What the task requires:
Repeat, exactly and completely, the entries shown underneath.

Exercise inputs:

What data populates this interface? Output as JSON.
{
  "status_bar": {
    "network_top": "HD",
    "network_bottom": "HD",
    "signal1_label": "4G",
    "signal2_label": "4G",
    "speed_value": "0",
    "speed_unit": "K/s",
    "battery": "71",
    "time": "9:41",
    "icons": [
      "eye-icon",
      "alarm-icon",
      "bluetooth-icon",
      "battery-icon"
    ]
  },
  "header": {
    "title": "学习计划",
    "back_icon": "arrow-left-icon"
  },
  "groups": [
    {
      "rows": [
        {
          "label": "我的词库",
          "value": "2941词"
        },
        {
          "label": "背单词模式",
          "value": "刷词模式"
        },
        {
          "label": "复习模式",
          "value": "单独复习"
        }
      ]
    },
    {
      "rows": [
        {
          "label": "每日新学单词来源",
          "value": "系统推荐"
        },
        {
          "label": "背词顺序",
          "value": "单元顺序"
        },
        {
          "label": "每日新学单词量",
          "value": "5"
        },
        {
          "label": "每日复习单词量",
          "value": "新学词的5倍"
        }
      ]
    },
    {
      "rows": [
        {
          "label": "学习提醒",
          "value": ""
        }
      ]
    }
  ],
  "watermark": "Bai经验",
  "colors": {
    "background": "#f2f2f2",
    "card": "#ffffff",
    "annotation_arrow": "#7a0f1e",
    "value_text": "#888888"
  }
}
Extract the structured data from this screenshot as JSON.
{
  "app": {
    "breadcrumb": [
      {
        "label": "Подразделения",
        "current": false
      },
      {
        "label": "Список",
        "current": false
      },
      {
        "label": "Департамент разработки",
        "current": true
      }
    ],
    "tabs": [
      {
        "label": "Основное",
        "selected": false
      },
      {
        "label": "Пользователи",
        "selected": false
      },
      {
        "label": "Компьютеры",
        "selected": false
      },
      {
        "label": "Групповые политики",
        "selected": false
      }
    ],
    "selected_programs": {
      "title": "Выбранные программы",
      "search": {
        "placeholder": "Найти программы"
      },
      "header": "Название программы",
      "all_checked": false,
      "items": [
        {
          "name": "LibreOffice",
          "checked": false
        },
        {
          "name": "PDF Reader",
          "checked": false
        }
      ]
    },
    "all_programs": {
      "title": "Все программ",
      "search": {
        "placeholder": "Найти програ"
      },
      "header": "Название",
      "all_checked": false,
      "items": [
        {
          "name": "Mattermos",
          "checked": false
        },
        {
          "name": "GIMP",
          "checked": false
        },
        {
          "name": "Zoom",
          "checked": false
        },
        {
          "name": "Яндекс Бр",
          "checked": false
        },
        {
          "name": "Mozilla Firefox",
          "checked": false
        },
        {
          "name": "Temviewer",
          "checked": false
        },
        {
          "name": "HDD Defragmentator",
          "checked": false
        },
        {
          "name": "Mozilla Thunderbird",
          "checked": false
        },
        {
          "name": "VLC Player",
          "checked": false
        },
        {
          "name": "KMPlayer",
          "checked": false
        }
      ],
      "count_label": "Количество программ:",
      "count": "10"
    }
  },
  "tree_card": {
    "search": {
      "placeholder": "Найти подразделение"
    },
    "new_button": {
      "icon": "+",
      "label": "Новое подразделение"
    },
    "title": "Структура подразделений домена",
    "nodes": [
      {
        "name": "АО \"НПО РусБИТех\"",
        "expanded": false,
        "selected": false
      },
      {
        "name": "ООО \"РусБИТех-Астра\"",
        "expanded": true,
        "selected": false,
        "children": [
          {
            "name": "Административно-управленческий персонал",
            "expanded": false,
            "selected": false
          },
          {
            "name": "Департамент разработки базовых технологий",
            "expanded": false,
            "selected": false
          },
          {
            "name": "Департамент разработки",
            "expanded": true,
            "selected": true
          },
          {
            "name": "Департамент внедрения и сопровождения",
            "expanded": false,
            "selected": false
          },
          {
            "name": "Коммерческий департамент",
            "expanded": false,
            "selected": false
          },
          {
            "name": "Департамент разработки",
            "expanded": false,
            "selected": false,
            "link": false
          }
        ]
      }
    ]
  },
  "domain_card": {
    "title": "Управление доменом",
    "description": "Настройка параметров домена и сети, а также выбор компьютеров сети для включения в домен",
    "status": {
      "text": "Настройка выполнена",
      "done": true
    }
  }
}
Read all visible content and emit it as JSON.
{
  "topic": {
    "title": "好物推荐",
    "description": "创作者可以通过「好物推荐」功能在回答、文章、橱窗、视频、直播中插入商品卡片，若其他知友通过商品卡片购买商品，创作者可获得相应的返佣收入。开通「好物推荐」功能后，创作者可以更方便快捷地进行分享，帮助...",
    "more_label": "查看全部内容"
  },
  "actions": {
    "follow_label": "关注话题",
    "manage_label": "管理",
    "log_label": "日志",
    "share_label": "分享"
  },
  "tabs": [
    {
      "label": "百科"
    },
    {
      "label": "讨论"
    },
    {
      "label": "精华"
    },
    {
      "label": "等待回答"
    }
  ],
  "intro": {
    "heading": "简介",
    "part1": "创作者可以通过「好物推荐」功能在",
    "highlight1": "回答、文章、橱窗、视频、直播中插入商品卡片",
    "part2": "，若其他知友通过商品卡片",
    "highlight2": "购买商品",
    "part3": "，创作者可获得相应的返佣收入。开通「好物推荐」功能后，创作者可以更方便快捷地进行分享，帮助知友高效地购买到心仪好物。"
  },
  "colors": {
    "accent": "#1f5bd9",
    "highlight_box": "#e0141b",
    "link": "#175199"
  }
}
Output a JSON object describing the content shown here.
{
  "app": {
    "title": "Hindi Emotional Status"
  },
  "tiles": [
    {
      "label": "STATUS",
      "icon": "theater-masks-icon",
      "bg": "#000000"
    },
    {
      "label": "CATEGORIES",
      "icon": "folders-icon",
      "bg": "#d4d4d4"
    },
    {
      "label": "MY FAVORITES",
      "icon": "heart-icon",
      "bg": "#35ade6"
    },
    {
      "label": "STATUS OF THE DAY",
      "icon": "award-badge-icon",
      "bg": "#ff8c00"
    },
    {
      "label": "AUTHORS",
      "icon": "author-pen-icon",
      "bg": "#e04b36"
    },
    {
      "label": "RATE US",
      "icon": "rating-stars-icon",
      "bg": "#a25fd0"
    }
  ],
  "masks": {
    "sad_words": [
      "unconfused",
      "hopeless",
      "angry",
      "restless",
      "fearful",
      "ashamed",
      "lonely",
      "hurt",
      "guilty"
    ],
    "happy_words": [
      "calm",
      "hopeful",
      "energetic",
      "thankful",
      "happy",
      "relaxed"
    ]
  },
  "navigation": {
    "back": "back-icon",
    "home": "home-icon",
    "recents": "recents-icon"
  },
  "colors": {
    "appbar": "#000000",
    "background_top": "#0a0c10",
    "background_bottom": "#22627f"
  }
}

Final answer:
What data populates this interface? Output as JSON.
{
  "status_bar": {
    "network_top": "HD",
    "network_bottom": "HD",
    "signal1_label": "4G",
    "signal2_label": "4G",
    "speed_value": "0",
    "speed_unit": "K/s",
    "battery": "71",
    "time": "9:41",
    "icons": [
      "eye-icon",
      "alarm-icon",
      "bluetooth-icon",
      "battery-icon"
    ]
  },
  "header": {
    "title": "学习计划",
    "back_icon": "arrow-left-icon"
  },
  "groups": [
    {
      "rows": [
        {
          "label": "我的词库",
          "value": "2941词"
        },
        {
          "label": "背单词模式",
          "value": "刷词模式"
        },
        {
          "label": "复习模式",
          "value": "单独复习"
        }
      ]
    },
    {
      "rows": [
        {
          "label": "每日新学单词来源",
          "value": "系统推荐"
        },
        {
          "label": "背词顺序",
          "value": "单元顺序"
        },
        {
          "label": "每日新学单词量",
          "value": "5"
        },
        {
          "label": "每日复习单词量",
          "value": "新学词的5倍"
        }
      ]
    },
    {
      "rows": [
        {
          "label": "学习提醒",
          "value": ""
        }
      ]
    }
  ],
  "watermark": "Bai经验",
  "colors": {
    "background": "#f2f2f2",
    "card": "#ffffff",
    "annotation_arrow": "#7a0f1e",
    "value_text": "#888888"
  }
}
Extract the structured data from this screenshot as JSON.
{
  "app": {
    "breadcrumb": [
      {
        "label": "Подразделения",
        "current": false
      },
      {
        "label": "Список",
        "current": false
      },
      {
        "label": "Департамент разработки",
        "current": true
      }
    ],
    "tabs": [
      {
        "label": "Основное",
        "selected": false
      },
      {
        "label": "Пользователи",
        "selected": false
      },
      {
        "label": "Компьютеры",
        "selected": false
      },
      {
        "label": "Групповые политики",
        "selected": false
      }
    ],
    "selected_programs": {
      "title": "Выбранные программы",
      "search": {
        "placeholder": "Найти программы"
      },
      "header": "Название программы",
      "all_checked": false,
      "items": [
        {
          "name": "LibreOffice",
          "checked": false
        },
        {
          "name": "PDF Reader",
          "checked": false
        }
      ]
    },
    "all_programs": {
      "title": "Все программ",
      "search": {
        "placeholder": "Найти програ"
      },
      "header": "Название",
      "all_checked": false,
      "items": [
        {
          "name": "Mattermos",
          "checked": false
        },
        {
          "name": "GIMP",
          "checked": false
        },
        {
          "name": "Zoom",
          "checked": false
        },
        {
          "name": "Яндекс Бр",
          "checked": false
        },
        {
          "name": "Mozilla Firefox",
          "checked": false
        },
        {
          "name": "Temviewer",
          "checked": false
        },
        {
          "name": "HDD Defragmentator",
          "checked": false
        },
        {
          "name": "Mozilla Thunderbird",
          "checked": false
        },
        {
          "name": "VLC Player",
          "checked": false
        },
        {
          "name": "KMPlayer",
          "checked": false
        }
      ],
      "count_label": "Количество программ:",
      "count": "10"
    }
  },
  "tree_card": {
    "search": {
      "placeholder": "Найти подразделение"
    },
    "new_button": {
      "icon": "+",
      "label": "Новое подразделение"
    },
    "title": "Структура подразделений домена",
    "nodes": [
      {
        "name": "АО \"НПО РусБИТех\"",
        "expanded": false,
        "selected": false
      },
      {
        "name": "ООО \"РусБИТех-Астра\"",
        "expanded": true,
        "selected": false,
        "children": [
          {
            "name": "Административно-управленческий персонал",
            "expanded": false,
            "selected": false
          },
          {
            "name": "Департамент разработки базовых технологий",
            "expanded": false,
            "selected": false
          },
          {
            "name": "Департамент разработки",
            "expanded": true,
            "selected": true
          },
          {
            "name": "Департамент внедрения и сопровождения",
            "expanded": false,
            "selected": false
          },
          {
            "name": "Коммерческий департамент",
            "expanded": false,
            "selected": false
          },
          {
            "name": "Департамент разработки",
            "expanded": false,
            "selected": false,
            "link": false
          }
        ]
      }
    ]
  },
  "domain_card": {
    "title": "Управление доменом",
    "description": "Настройка параметров домена и сети, а также выбор компьютеров сети для включения в домен",
    "status": {
      "text": "Настройка выполнена",
      "done": true
    }
  }
}
Read all visible content and emit it as JSON.
{
  "topic": {
    "title": "好物推荐",
    "description": "创作者可以通过「好物推荐」功能在回答、文章、橱窗、视频、直播中插入商品卡片，若其他知友通过商品卡片购买商品，创作者可获得相应的返佣收入。开通「好物推荐」功能后，创作者可以更方便快捷地进行分享，帮助...",
    "more_label": "查看全部内容"
  },
  "actions": {
    "follow_label": "关注话题",
    "manage_label": "管理",
    "log_label": "日志",
    "share_label": "分享"
  },
  "tabs": [
    {
      "label": "百科"
    },
    {
      "label": "讨论"
    },
    {
      "label": "精华"
    },
    {
      "label": "等待回答"
    }
  ],
  "intro": {
    "heading": "简介",
    "part1": "创作者可以通过「好物推荐」功能在",
    "highlight1": "回答、文章、橱窗、视频、直播中插入商品卡片",
    "part2": "，若其他知友通过商品卡片",
    "highlight2": "购买商品",
    "part3": "，创作者可获得相应的返佣收入。开通「好物推荐」功能后，创作者可以更方便快捷地进行分享，帮助知友高效地购买到心仪好物。"
  },
  "colors": {
    "accent": "#1f5bd9",
    "highlight_box": "#e0141b",
    "link": "#175199"
  }
}
Output a JSON object describing the content shown here.
{
  "app": {
    "title": "Hindi Emotional Status"
  },
  "tiles": [
    {
      "label": "STATUS",
      "icon": "theater-masks-icon",
      "bg": "#000000"
    },
    {
      "label": "CATEGORIES",
      "icon": "folders-icon",
      "bg": "#d4d4d4"
    },
    {
      "label": "MY FAVORITES",
      "icon": "heart-icon",
      "bg": "#35ade6"
    },
    {
      "label": "STATUS OF THE DAY",
      "icon": "award-badge-icon",
      "bg": "#ff8c00"
    },
    {
      "label": "AUTHORS",
      "icon": "author-pen-icon",
      "bg": "#e04b36"
    },
    {
      "label": "RATE US",
      "icon": "rating-stars-icon",
      "bg": "#a25fd0"
    }
  ],
  "masks": {
    "sad_words": [
      "unconfused",
      "hopeless",
      "angry",
      "restless",
      "fearful",
      "ashamed",
      "lonely",
      "hurt",
      "guilty"
    ],
    "happy_words": [
      "calm",
      "hopeful",
      "energetic",
      "thankful",
      "happy",
      "relaxed"
    ]
  },
  "navigation": {
    "back": "back-icon",
    "home": "home-icon",
    "recents": "recents-icon"
  },
  "colors": {
    "appbar": "#000000",
    "background_top": "#0a0c10",
    "background_bottom": "#22627f"
  }
}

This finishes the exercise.